Aim of the task:
Each line of the data that includes the string "ylabel" is to be copied out.

--- BEGIN Provided data ---

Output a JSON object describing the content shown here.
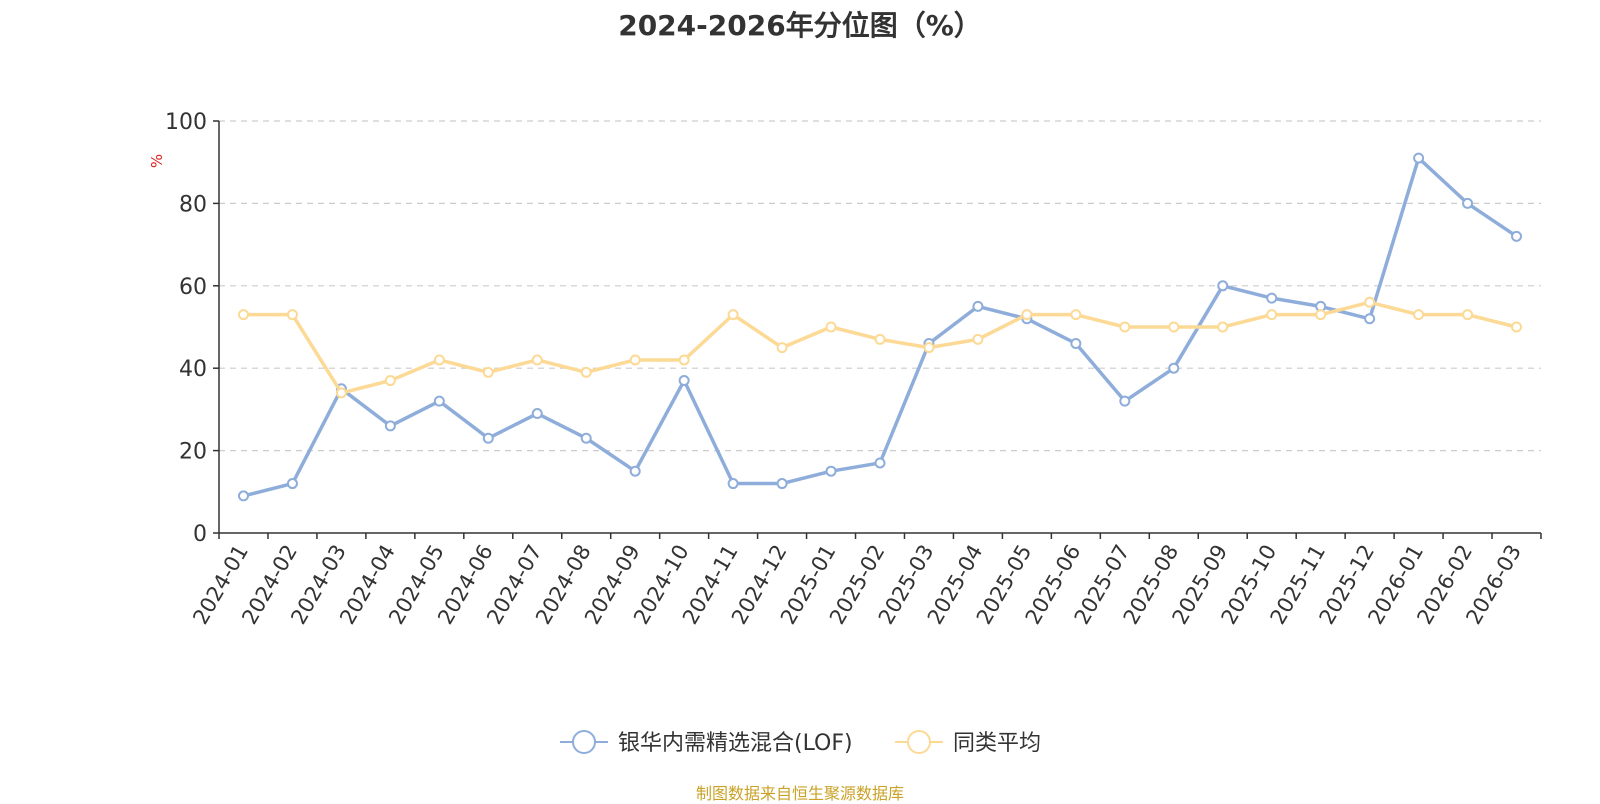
{
  "chart_data": {
    "type": "line",
    "title": "2024-2026年分位图（%）",
    "ylabel": "%",
    "xlabel": "",
    "ylim": [
      0,
      100
    ],
    "yticks": [
      0,
      20,
      40,
      60,
      80,
      100
    ],
    "grid": true,
    "legend_position": "bottom",
    "categories": [
      "2024-01",
      "2024-02",
      "2024-03",
      "2024-04",
      "2024-05",
      "2024-06",
      "2024-07",
      "2024-08",
      "2024-09",
      "2024-10",
      "2024-11",
      "2024-12",
      "2025-01",
      "2025-02",
      "2025-03",
      "2025-04",
      "2025-05",
      "2025-06",
      "2025-07",
      "2025-08",
      "2025-09",
      "2025-10",
      "2025-11",
      "2025-12",
      "2026-01",
      "2026-02",
      "2026-03"
    ],
    "series": [
      {
        "name": "银华内需精选混合(LOF)",
        "color": "#8eadda",
        "values": [
          9,
          12,
          35,
          26,
          32,
          23,
          29,
          23,
          15,
          37,
          12,
          12,
          15,
          17,
          46,
          55,
          52,
          46,
          32,
          40,
          60,
          57,
          55,
          52,
          91,
          80,
          72
        ]
      },
      {
        "name": "同类平均",
        "color": "#fcd994",
        "values": [
          53,
          53,
          34,
          37,
          42,
          39,
          42,
          39,
          42,
          42,
          53,
          45,
          50,
          47,
          45,
          47,
          53,
          53,
          50,
          50,
          50,
          53,
          53,
          56,
          53,
          53,
          50
        ]
      }
    ],
    "source_note": "制图数据来自恒生聚源数据库"
  }
}
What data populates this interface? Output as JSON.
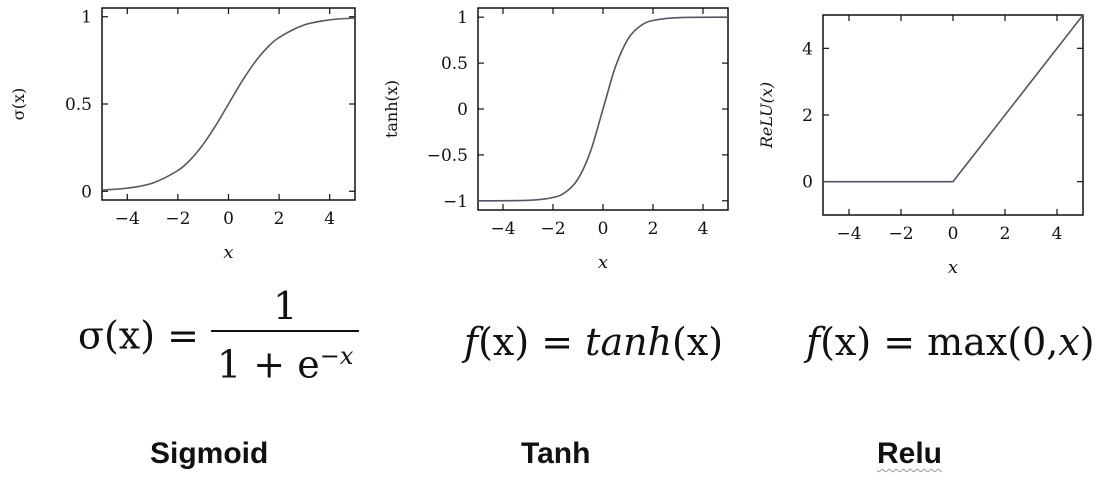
{
  "chart_data": [
    {
      "type": "line",
      "xlabel": "x",
      "ylabel": "σ(x)",
      "xlim": [
        -5,
        5
      ],
      "ylim": [
        -0.05,
        1.05
      ],
      "xticks": [
        -4,
        -2,
        0,
        2,
        4
      ],
      "xtick_labels": [
        "−4",
        "−2",
        "0",
        "2",
        "4"
      ],
      "yticks": [
        0,
        0.5,
        1
      ],
      "ytick_labels": [
        "0",
        "0.5",
        "1"
      ],
      "series": [
        {
          "x": [
            -5,
            -4,
            -3,
            -2,
            -1.5,
            -1,
            -0.5,
            0,
            0.5,
            1,
            1.5,
            2,
            3,
            4,
            5
          ],
          "y": [
            0.007,
            0.018,
            0.047,
            0.119,
            0.182,
            0.269,
            0.378,
            0.5,
            0.622,
            0.731,
            0.818,
            0.881,
            0.953,
            0.982,
            0.993
          ]
        }
      ],
      "grid": false
    },
    {
      "type": "line",
      "xlabel": "x",
      "ylabel": "tanh(x)",
      "xlim": [
        -5,
        5
      ],
      "ylim": [
        -1.1,
        1.1
      ],
      "xticks": [
        -4,
        -2,
        0,
        2,
        4
      ],
      "xtick_labels": [
        "−4",
        "−2",
        "0",
        "2",
        "4"
      ],
      "yticks": [
        -1,
        -0.5,
        0,
        0.5,
        1
      ],
      "ytick_labels": [
        "−1",
        "−0.5",
        "0",
        "0.5",
        "1"
      ],
      "series": [
        {
          "x": [
            -5,
            -3,
            -2,
            -1.5,
            -1,
            -0.5,
            0,
            0.5,
            1,
            1.5,
            2,
            3,
            5
          ],
          "y": [
            -1.0,
            -0.995,
            -0.964,
            -0.905,
            -0.762,
            -0.462,
            0,
            0.462,
            0.762,
            0.905,
            0.964,
            0.995,
            1.0
          ]
        }
      ],
      "grid": false
    },
    {
      "type": "line",
      "xlabel": "x",
      "ylabel": "ReLU(x)",
      "xlim": [
        -5,
        5
      ],
      "ylim": [
        -1,
        5
      ],
      "xticks": [
        -4,
        -2,
        0,
        2,
        4
      ],
      "xtick_labels": [
        "−4",
        "−2",
        "0",
        "2",
        "4"
      ],
      "yticks": [
        0,
        2,
        4
      ],
      "ytick_labels": [
        "0",
        "2",
        "4"
      ],
      "series": [
        {
          "x": [
            -5,
            0,
            5
          ],
          "y": [
            0,
            0,
            5
          ]
        }
      ],
      "grid": false
    }
  ],
  "formulas": {
    "sigmoid": {
      "lhs": "σ(x) =",
      "numerator": "1",
      "denominator_base": "1 + e",
      "denominator_exp": "−x"
    },
    "tanh": {
      "text_f": "f",
      "text_rest": "(x) = ",
      "text_fn": "tanh",
      "text_arg": "(x)"
    },
    "relu": {
      "text_f": "f",
      "text_rest": "(x) = max(0,",
      "text_x": "x",
      "text_close": ")"
    }
  },
  "names": {
    "sigmoid": "Sigmoid",
    "tanh": "Tanh",
    "relu": "Relu"
  },
  "colors": {
    "curve": "#555566",
    "axis": "#111111"
  }
}
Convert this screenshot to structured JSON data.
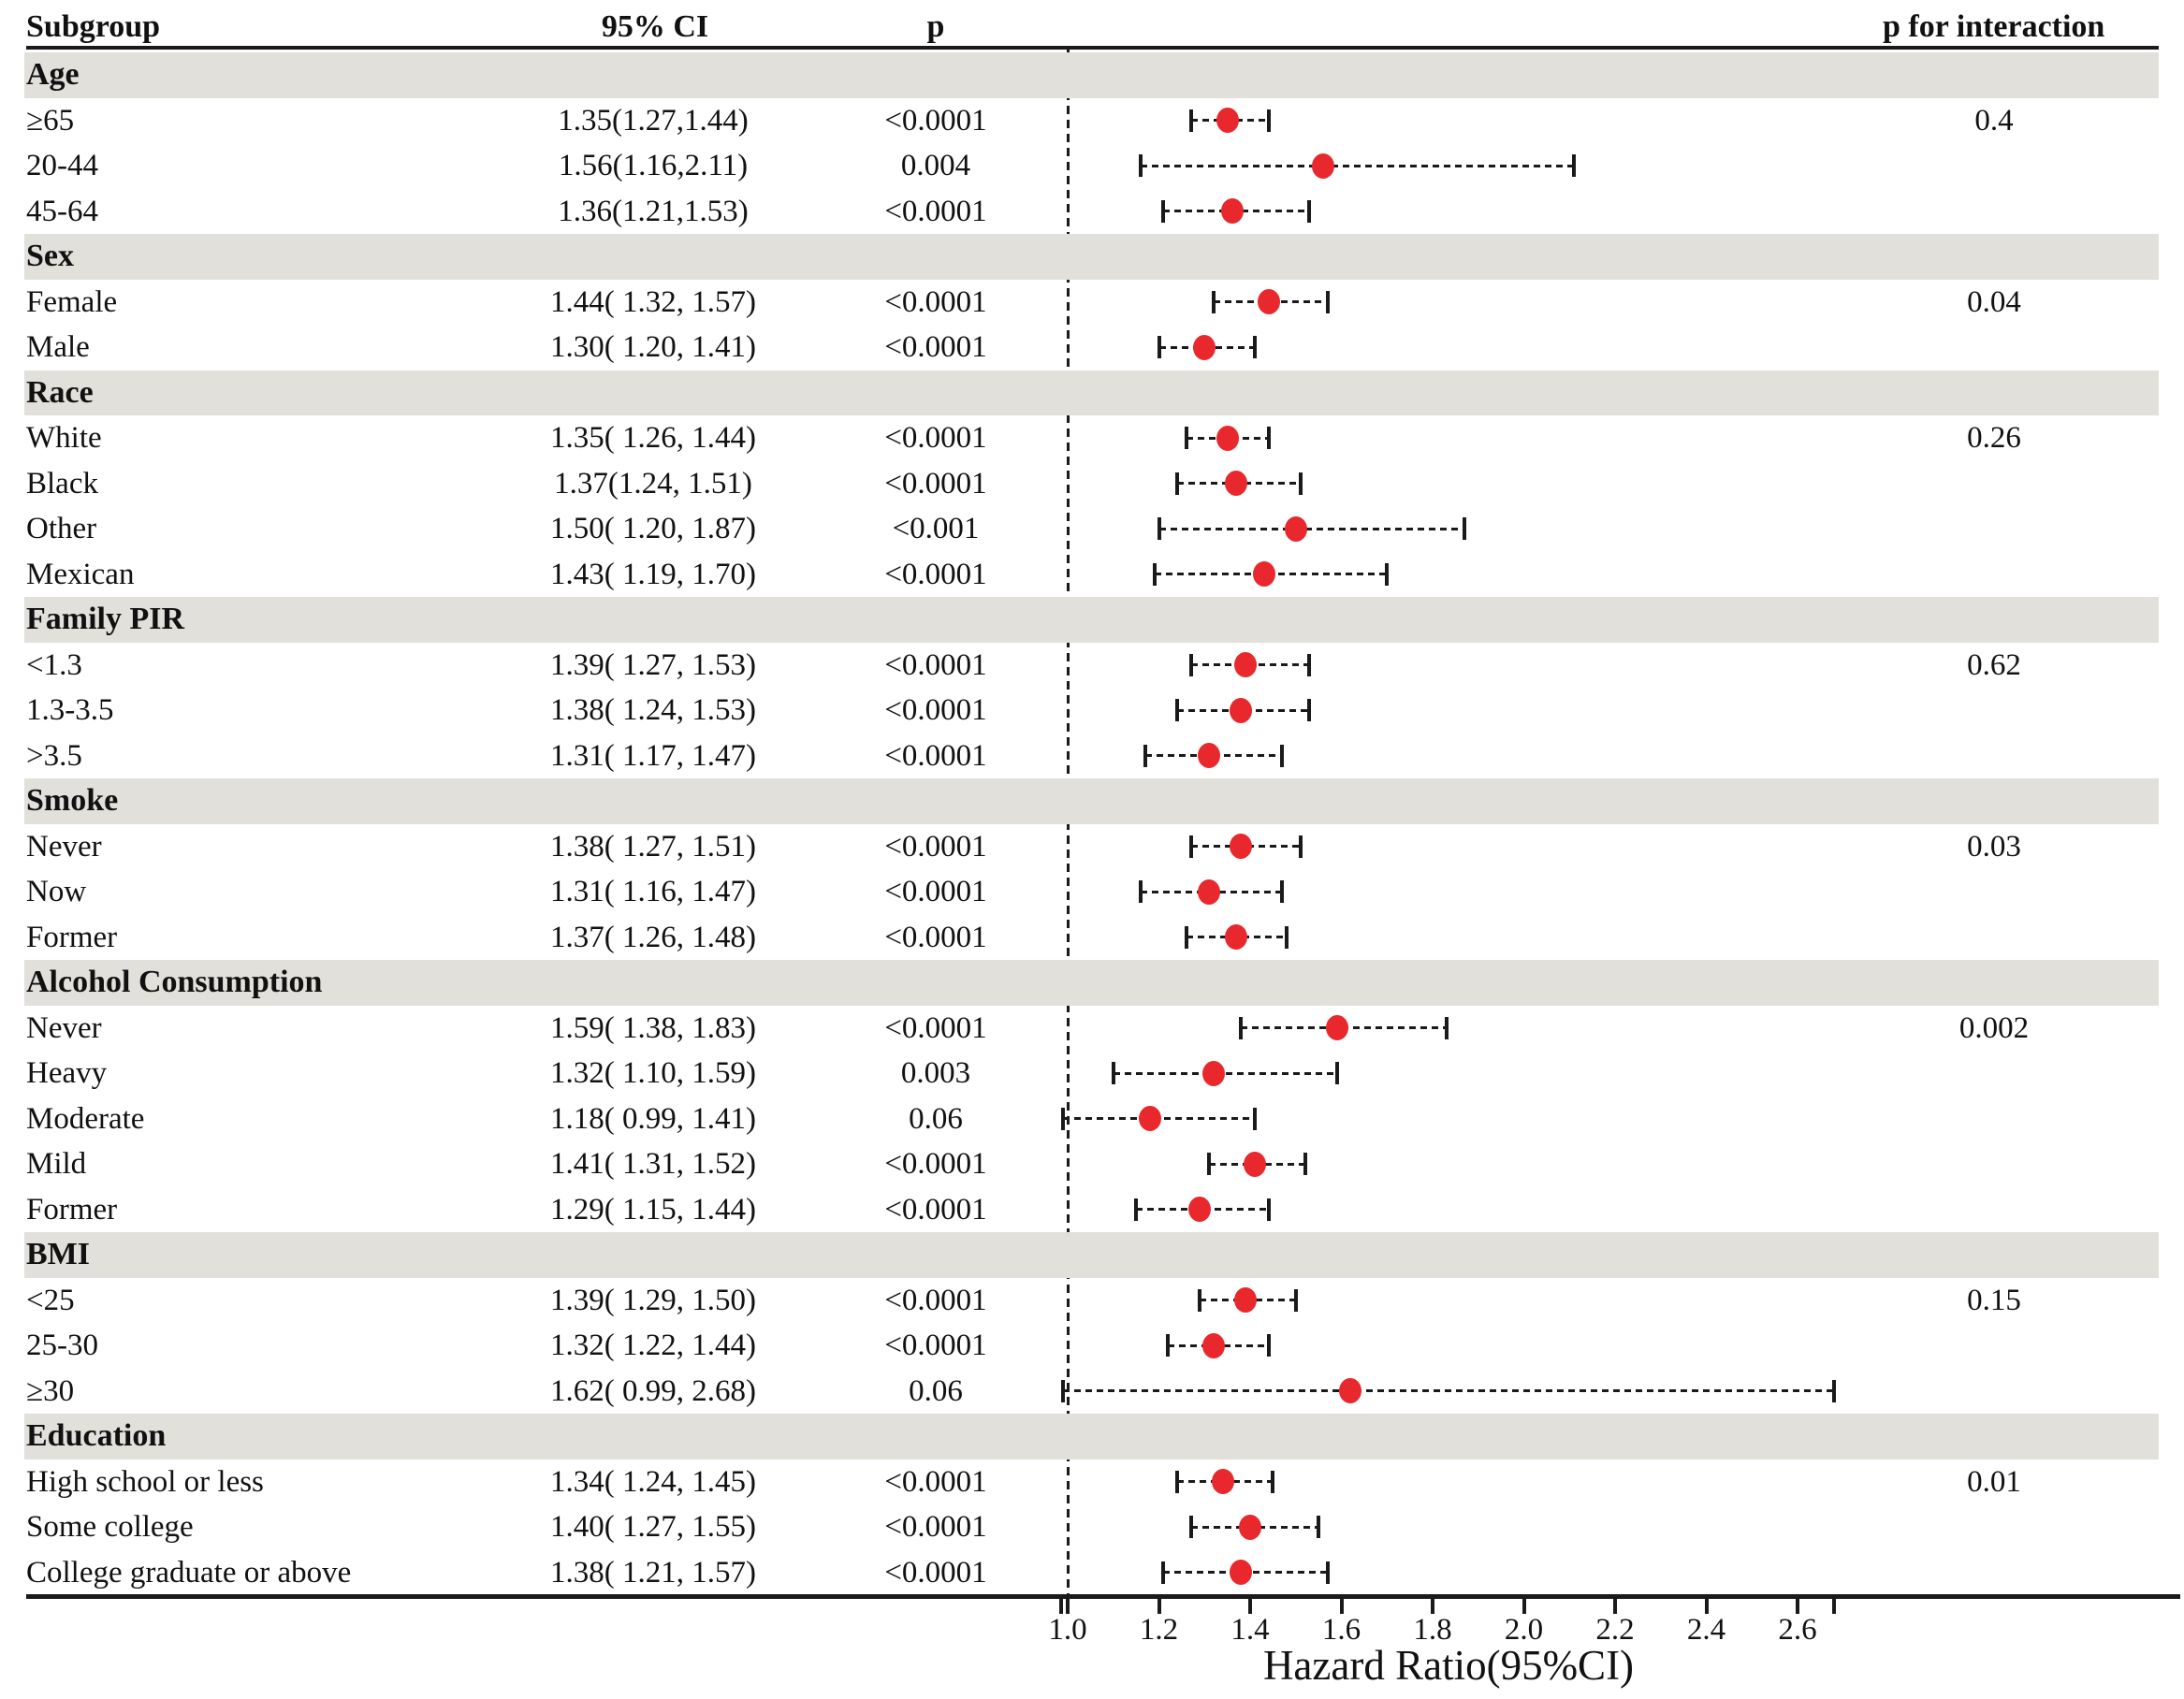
{
  "header": {
    "subgroup": "Subgroup",
    "ci": "95% CI",
    "p": "p",
    "p_interaction": "p for interaction"
  },
  "colors": {
    "marker_red": "#e8282d",
    "band_gray": "#e2e0db",
    "line_black": "#1a1a1a"
  },
  "chart_data": {
    "type": "forest",
    "title": "",
    "xlabel": "Hazard Ratio(95%CI)",
    "x_ticks": [
      "1.0",
      "1.2",
      "1.4",
      "1.6",
      "1.8",
      "2.0",
      "2.2",
      "2.4",
      "2.6"
    ],
    "x_tick_values": [
      1.0,
      1.2,
      1.4,
      1.6,
      1.8,
      2.0,
      2.2,
      2.4,
      2.6
    ],
    "minor_tick_values": [
      0.985,
      2.68
    ],
    "xlim": [
      0.95,
      2.75
    ],
    "reference_line": 1.0,
    "sections": [
      {
        "name": "Age",
        "p_interaction": "0.4",
        "rows": [
          {
            "label": "≥65",
            "ci": "1.35(1.27,1.44)",
            "p": "<0.0001",
            "hr": 1.35,
            "lo": 1.27,
            "hi": 1.44
          },
          {
            "label": "20-44",
            "ci": "1.56(1.16,2.11)",
            "p": "0.004",
            "hr": 1.56,
            "lo": 1.16,
            "hi": 2.11
          },
          {
            "label": "45-64",
            "ci": "1.36(1.21,1.53)",
            "p": "<0.0001",
            "hr": 1.36,
            "lo": 1.21,
            "hi": 1.53
          }
        ]
      },
      {
        "name": "Sex",
        "p_interaction": "0.04",
        "rows": [
          {
            "label": "Female",
            "ci": "1.44( 1.32, 1.57)",
            "p": "<0.0001",
            "hr": 1.44,
            "lo": 1.32,
            "hi": 1.57
          },
          {
            "label": "Male",
            "ci": "1.30( 1.20, 1.41)",
            "p": "<0.0001",
            "hr": 1.3,
            "lo": 1.2,
            "hi": 1.41
          }
        ]
      },
      {
        "name": "Race",
        "p_interaction": "0.26",
        "rows": [
          {
            "label": "White",
            "ci": "1.35( 1.26, 1.44)",
            "p": "<0.0001",
            "hr": 1.35,
            "lo": 1.26,
            "hi": 1.44
          },
          {
            "label": "Black",
            "ci": "1.37(1.24, 1.51)",
            "p": "<0.0001",
            "hr": 1.37,
            "lo": 1.24,
            "hi": 1.51
          },
          {
            "label": "Other",
            "ci": "1.50( 1.20, 1.87)",
            "p": "<0.001",
            "hr": 1.5,
            "lo": 1.2,
            "hi": 1.87
          },
          {
            "label": "Mexican",
            "ci": "1.43( 1.19, 1.70)",
            "p": "<0.0001",
            "hr": 1.43,
            "lo": 1.19,
            "hi": 1.7
          }
        ]
      },
      {
        "name": "Family PIR",
        "p_interaction": "0.62",
        "rows": [
          {
            "label": "<1.3",
            "ci": "1.39( 1.27, 1.53)",
            "p": "<0.0001",
            "hr": 1.39,
            "lo": 1.27,
            "hi": 1.53
          },
          {
            "label": "1.3-3.5",
            "ci": "1.38( 1.24, 1.53)",
            "p": "<0.0001",
            "hr": 1.38,
            "lo": 1.24,
            "hi": 1.53
          },
          {
            "label": ">3.5",
            "ci": "1.31( 1.17, 1.47)",
            "p": "<0.0001",
            "hr": 1.31,
            "lo": 1.17,
            "hi": 1.47
          }
        ]
      },
      {
        "name": "Smoke",
        "p_interaction": "0.03",
        "rows": [
          {
            "label": "Never",
            "ci": "1.38( 1.27, 1.51)",
            "p": "<0.0001",
            "hr": 1.38,
            "lo": 1.27,
            "hi": 1.51
          },
          {
            "label": "Now",
            "ci": "1.31( 1.16, 1.47)",
            "p": "<0.0001",
            "hr": 1.31,
            "lo": 1.16,
            "hi": 1.47
          },
          {
            "label": "Former",
            "ci": "1.37( 1.26, 1.48)",
            "p": "<0.0001",
            "hr": 1.37,
            "lo": 1.26,
            "hi": 1.48
          }
        ]
      },
      {
        "name": "Alcohol Consumption",
        "p_interaction": "0.002",
        "rows": [
          {
            "label": "Never",
            "ci": "1.59( 1.38, 1.83)",
            "p": "<0.0001",
            "hr": 1.59,
            "lo": 1.38,
            "hi": 1.83
          },
          {
            "label": "Heavy",
            "ci": "1.32( 1.10, 1.59)",
            "p": "0.003",
            "hr": 1.32,
            "lo": 1.1,
            "hi": 1.59
          },
          {
            "label": "Moderate",
            "ci": "1.18( 0.99, 1.41)",
            "p": "0.06",
            "hr": 1.18,
            "lo": 0.99,
            "hi": 1.41
          },
          {
            "label": "Mild",
            "ci": "1.41( 1.31, 1.52)",
            "p": "<0.0001",
            "hr": 1.41,
            "lo": 1.31,
            "hi": 1.52
          },
          {
            "label": "Former",
            "ci": "1.29( 1.15, 1.44)",
            "p": "<0.0001",
            "hr": 1.29,
            "lo": 1.15,
            "hi": 1.44
          }
        ]
      },
      {
        "name": "BMI",
        "p_interaction": "0.15",
        "rows": [
          {
            "label": "<25",
            "ci": "1.39( 1.29, 1.50)",
            "p": "<0.0001",
            "hr": 1.39,
            "lo": 1.29,
            "hi": 1.5
          },
          {
            "label": "25-30",
            "ci": "1.32( 1.22, 1.44)",
            "p": "<0.0001",
            "hr": 1.32,
            "lo": 1.22,
            "hi": 1.44
          },
          {
            "label": "≥30",
            "ci": "1.62( 0.99, 2.68)",
            "p": "0.06",
            "hr": 1.62,
            "lo": 0.99,
            "hi": 2.68
          }
        ]
      },
      {
        "name": "Education",
        "p_interaction": "0.01",
        "rows": [
          {
            "label": "High school or less",
            "ci": "1.34( 1.24, 1.45)",
            "p": "<0.0001",
            "hr": 1.34,
            "lo": 1.24,
            "hi": 1.45
          },
          {
            "label": "Some college",
            "ci": "1.40( 1.27, 1.55)",
            "p": "<0.0001",
            "hr": 1.4,
            "lo": 1.27,
            "hi": 1.55
          },
          {
            "label": "College graduate or above",
            "ci": "1.38( 1.21, 1.57)",
            "p": "<0.0001",
            "hr": 1.38,
            "lo": 1.21,
            "hi": 1.57
          }
        ]
      }
    ]
  }
}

--- END Provided data ---

Output:
    "ylabel": "%",
      "ylabel": "σ(x)",
      "ylabel": "tanh(x)",
      "ylabel": "ReLU(x)",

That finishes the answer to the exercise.